Records from a data source
---

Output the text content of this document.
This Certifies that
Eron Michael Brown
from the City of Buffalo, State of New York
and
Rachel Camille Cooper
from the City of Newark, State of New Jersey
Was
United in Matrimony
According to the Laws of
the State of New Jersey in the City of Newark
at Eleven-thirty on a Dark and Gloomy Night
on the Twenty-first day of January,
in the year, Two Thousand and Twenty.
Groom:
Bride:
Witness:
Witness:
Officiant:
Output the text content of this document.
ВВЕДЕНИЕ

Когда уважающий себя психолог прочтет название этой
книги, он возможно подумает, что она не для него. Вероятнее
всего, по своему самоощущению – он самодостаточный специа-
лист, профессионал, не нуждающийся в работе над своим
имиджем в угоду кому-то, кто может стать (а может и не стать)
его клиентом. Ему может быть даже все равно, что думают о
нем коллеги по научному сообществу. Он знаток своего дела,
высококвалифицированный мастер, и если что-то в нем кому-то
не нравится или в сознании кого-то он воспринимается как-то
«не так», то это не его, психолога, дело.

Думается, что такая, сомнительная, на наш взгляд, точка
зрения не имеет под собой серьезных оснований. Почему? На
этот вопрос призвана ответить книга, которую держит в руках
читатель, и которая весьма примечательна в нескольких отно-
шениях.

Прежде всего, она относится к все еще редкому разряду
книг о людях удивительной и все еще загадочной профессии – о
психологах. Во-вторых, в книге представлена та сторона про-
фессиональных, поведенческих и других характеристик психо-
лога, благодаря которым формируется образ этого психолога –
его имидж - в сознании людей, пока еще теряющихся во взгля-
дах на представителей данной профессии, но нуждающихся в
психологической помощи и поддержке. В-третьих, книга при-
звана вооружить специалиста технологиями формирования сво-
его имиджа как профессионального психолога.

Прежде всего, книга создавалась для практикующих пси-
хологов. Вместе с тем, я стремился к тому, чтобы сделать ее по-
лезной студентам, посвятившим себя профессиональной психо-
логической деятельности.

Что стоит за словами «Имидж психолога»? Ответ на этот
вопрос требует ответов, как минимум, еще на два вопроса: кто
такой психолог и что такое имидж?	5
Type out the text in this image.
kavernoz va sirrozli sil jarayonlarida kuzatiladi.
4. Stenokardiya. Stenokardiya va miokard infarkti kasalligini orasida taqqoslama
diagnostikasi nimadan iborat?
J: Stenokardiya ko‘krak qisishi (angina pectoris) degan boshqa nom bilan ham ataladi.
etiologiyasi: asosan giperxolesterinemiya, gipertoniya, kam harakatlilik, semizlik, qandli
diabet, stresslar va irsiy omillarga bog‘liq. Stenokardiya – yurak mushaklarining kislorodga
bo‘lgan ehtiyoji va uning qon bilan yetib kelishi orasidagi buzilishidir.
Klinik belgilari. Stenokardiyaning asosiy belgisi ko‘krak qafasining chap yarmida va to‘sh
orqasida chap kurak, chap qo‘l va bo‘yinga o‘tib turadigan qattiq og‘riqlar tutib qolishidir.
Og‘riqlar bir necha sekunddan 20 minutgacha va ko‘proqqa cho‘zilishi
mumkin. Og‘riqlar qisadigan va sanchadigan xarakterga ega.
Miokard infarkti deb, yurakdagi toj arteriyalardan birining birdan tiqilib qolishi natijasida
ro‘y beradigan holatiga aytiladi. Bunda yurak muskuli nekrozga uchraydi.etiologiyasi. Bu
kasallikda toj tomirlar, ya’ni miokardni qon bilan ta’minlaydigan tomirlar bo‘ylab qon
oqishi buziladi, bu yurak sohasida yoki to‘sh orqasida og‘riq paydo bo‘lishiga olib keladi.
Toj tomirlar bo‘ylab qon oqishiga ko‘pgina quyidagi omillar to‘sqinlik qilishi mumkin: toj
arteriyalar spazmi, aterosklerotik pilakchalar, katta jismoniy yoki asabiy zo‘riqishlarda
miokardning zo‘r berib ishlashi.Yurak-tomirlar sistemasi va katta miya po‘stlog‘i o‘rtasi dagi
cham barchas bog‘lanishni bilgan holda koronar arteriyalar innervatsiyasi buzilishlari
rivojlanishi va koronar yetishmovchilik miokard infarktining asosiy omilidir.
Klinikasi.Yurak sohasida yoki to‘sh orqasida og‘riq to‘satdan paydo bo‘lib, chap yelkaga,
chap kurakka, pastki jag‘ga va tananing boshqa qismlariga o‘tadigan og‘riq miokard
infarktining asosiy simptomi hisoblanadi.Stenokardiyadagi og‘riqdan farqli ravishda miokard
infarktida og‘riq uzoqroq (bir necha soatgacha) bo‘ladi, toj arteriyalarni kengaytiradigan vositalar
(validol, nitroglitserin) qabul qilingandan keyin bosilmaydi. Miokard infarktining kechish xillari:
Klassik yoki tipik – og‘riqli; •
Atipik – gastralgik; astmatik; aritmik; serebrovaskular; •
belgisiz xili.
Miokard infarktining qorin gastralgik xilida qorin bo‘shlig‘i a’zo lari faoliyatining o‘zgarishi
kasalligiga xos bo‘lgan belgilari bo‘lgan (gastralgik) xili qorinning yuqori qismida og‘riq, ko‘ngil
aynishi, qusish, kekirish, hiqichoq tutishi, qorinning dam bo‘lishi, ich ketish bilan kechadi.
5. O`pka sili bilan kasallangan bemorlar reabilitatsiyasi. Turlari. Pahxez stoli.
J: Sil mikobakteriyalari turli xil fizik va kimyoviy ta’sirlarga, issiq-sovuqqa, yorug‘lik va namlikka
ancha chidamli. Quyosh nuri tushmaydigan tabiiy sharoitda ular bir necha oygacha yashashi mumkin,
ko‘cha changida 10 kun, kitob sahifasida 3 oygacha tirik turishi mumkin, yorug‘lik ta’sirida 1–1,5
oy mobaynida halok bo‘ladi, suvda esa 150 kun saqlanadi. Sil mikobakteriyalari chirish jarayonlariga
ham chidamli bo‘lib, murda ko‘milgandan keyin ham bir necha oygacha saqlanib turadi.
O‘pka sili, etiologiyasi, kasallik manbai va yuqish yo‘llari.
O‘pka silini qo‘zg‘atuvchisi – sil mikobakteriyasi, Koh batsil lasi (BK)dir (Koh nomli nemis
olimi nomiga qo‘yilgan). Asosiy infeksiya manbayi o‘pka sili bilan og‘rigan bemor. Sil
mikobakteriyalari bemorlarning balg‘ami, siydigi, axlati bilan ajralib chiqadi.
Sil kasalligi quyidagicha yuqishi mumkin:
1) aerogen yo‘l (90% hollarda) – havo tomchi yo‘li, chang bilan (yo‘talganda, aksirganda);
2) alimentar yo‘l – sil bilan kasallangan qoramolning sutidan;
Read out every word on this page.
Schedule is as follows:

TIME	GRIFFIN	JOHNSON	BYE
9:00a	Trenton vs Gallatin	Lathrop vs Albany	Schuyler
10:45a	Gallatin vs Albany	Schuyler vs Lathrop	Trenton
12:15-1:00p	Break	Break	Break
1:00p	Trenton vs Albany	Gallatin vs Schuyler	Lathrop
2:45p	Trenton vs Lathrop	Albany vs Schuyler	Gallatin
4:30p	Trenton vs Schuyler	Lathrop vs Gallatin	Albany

---

▶ [Directions]
From the line containing "Read out every word on this page." down to the final line of the data, write out every line exactly; both the first and last of these belong in your answer, and nothing else does.

▶ [Exercise solution]
Read out every word on this page.
Schedule is as follows:

TIME	GRIFFIN	JOHNSON	BYE
9:00a	Trenton vs Gallatin	Lathrop vs Albany	Schuyler
10:45a	Gallatin vs Albany	Schuyler vs Lathrop	Trenton
12:15-1:00p	Break	Break	Break
1:00p	Trenton vs Albany	Gallatin vs Schuyler	Lathrop
2:45p	Trenton vs Lathrop	Albany vs Schuyler	Gallatin
4:30p	Trenton vs Schuyler	Lathrop vs Gallatin	Albany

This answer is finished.